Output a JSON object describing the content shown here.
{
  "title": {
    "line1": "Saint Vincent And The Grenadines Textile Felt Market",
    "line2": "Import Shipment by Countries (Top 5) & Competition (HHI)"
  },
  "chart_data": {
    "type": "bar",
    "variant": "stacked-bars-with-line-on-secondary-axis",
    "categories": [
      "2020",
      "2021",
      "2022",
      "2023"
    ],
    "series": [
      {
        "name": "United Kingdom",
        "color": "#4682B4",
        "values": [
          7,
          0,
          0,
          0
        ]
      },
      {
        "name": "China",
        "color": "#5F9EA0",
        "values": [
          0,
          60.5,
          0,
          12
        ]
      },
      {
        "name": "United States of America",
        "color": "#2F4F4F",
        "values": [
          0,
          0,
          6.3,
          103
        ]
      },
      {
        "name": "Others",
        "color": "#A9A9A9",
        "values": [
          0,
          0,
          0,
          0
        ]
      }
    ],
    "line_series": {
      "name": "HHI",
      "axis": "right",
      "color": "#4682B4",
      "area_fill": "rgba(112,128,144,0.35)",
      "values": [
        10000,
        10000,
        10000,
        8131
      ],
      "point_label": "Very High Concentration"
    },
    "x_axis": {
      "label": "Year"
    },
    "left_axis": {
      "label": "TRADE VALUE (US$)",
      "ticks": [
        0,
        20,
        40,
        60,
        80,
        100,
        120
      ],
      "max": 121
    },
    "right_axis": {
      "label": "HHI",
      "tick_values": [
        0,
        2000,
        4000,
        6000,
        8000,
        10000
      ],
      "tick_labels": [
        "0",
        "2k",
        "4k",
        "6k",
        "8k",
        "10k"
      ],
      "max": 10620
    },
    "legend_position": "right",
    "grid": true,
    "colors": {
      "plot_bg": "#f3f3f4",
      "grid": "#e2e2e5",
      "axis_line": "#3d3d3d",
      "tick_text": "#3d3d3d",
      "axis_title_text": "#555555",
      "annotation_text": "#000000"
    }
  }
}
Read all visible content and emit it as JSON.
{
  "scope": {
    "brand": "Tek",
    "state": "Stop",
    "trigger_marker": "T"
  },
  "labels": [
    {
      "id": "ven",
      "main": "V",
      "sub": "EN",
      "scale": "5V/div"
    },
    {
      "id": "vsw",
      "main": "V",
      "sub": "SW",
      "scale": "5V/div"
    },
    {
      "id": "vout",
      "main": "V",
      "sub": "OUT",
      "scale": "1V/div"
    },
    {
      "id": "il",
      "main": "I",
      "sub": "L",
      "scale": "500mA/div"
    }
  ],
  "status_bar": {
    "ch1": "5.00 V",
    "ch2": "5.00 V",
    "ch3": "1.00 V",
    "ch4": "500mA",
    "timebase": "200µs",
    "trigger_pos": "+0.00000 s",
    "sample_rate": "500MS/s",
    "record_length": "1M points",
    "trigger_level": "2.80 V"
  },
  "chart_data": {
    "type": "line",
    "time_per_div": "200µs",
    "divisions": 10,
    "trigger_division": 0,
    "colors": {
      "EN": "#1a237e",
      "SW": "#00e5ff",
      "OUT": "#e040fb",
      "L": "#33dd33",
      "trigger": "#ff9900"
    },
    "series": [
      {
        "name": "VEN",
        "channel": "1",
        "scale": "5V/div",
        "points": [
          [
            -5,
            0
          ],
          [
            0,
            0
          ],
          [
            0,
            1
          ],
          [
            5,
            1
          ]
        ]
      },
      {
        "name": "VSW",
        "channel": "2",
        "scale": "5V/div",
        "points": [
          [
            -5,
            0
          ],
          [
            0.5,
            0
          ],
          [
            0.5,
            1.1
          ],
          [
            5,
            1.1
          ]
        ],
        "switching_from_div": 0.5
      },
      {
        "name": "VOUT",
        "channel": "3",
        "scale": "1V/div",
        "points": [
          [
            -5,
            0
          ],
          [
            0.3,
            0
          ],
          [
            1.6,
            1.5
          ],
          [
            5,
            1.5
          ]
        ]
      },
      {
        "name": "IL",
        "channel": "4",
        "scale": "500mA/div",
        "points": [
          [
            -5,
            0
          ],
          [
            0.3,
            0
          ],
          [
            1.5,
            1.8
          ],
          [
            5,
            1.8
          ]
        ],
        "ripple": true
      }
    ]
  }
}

** Short problem **
Write the whole listing out again. Keep every line exactly as it is.

** Reply to the exercise **
Output a JSON object describing the content shown here.
{
  "title": {
    "line1": "Saint Vincent And The Grenadines Textile Felt Market",
    "line2": "Import Shipment by Countries (Top 5) & Competition (HHI)"
  },
  "chart_data": {
    "type": "bar",
    "variant": "stacked-bars-with-line-on-secondary-axis",
    "categories": [
      "2020",
      "2021",
      "2022",
      "2023"
    ],
    "series": [
      {
        "name": "United Kingdom",
        "color": "#4682B4",
        "values": [
          7,
          0,
          0,
          0
        ]
      },
      {
        "name": "China",
        "color": "#5F9EA0",
        "values": [
          0,
          60.5,
          0,
          12
        ]
      },
      {
        "name": "United States of America",
        "color": "#2F4F4F",
        "values": [
          0,
          0,
          6.3,
          103
        ]
      },
      {
        "name": "Others",
        "color": "#A9A9A9",
        "values": [
          0,
          0,
          0,
          0
        ]
      }
    ],
    "line_series": {
      "name": "HHI",
      "axis": "right",
      "color": "#4682B4",
      "area_fill": "rgba(112,128,144,0.35)",
      "values": [
        10000,
        10000,
        10000,
        8131
      ],
      "point_label": "Very High Concentration"
    },
    "x_axis": {
      "label": "Year"
    },
    "left_axis": {
      "label": "TRADE VALUE (US$)",
      "ticks": [
        0,
        20,
        40,
        60,
        80,
        100,
        120
      ],
      "max": 121
    },
    "right_axis": {
      "label": "HHI",
      "tick_values": [
        0,
        2000,
        4000,
        6000,
        8000,
        10000
      ],
      "tick_labels": [
        "0",
        "2k",
        "4k",
        "6k",
        "8k",
        "10k"
      ],
      "max": 10620
    },
    "legend_position": "right",
    "grid": true,
    "colors": {
      "plot_bg": "#f3f3f4",
      "grid": "#e2e2e5",
      "axis_line": "#3d3d3d",
      "tick_text": "#3d3d3d",
      "axis_title_text": "#555555",
      "annotation_text": "#000000"
    }
  }
}
Read all visible content and emit it as JSON.
{
  "scope": {
    "brand": "Tek",
    "state": "Stop",
    "trigger_marker": "T"
  },
  "labels": [
    {
      "id": "ven",
      "main": "V",
      "sub": "EN",
      "scale": "5V/div"
    },
    {
      "id": "vsw",
      "main": "V",
      "sub": "SW",
      "scale": "5V/div"
    },
    {
      "id": "vout",
      "main": "V",
      "sub": "OUT",
      "scale": "1V/div"
    },
    {
      "id": "il",
      "main": "I",
      "sub": "L",
      "scale": "500mA/div"
    }
  ],
  "status_bar": {
    "ch1": "5.00 V",
    "ch2": "5.00 V",
    "ch3": "1.00 V",
    "ch4": "500mA",
    "timebase": "200µs",
    "trigger_pos": "+0.00000 s",
    "sample_rate": "500MS/s",
    "record_length": "1M points",
    "trigger_level": "2.80 V"
  },
  "chart_data": {
    "type": "line",
    "time_per_div": "200µs",
    "divisions": 10,
    "trigger_division": 0,
    "colors": {
      "EN": "#1a237e",
      "SW": "#00e5ff",
      "OUT": "#e040fb",
      "L": "#33dd33",
      "trigger": "#ff9900"
    },
    "series": [
      {
        "name": "VEN",
        "channel": "1",
        "scale": "5V/div",
        "points": [
          [
            -5,
            0
          ],
          [
            0,
            0
          ],
          [
            0,
            1
          ],
          [
            5,
            1
          ]
        ]
      },
      {
        "name": "VSW",
        "channel": "2",
        "scale": "5V/div",
        "points": [
          [
            -5,
            0
          ],
          [
            0.5,
            0
          ],
          [
            0.5,
            1.1
          ],
          [
            5,
            1.1
          ]
        ],
        "switching_from_div": 0.5
      },
      {
        "name": "VOUT",
        "channel": "3",
        "scale": "1V/div",
        "points": [
          [
            -5,
            0
          ],
          [
            0.3,
            0
          ],
          [
            1.6,
            1.5
          ],
          [
            5,
            1.5
          ]
        ]
      },
      {
        "name": "IL",
        "channel": "4",
        "scale": "500mA/div",
        "points": [
          [
            -5,
            0
          ],
          [
            0.3,
            0
          ],
          [
            1.5,
            1.8
          ],
          [
            5,
            1.8
          ]
        ],
        "ripple": true
      }
    ]
  }
}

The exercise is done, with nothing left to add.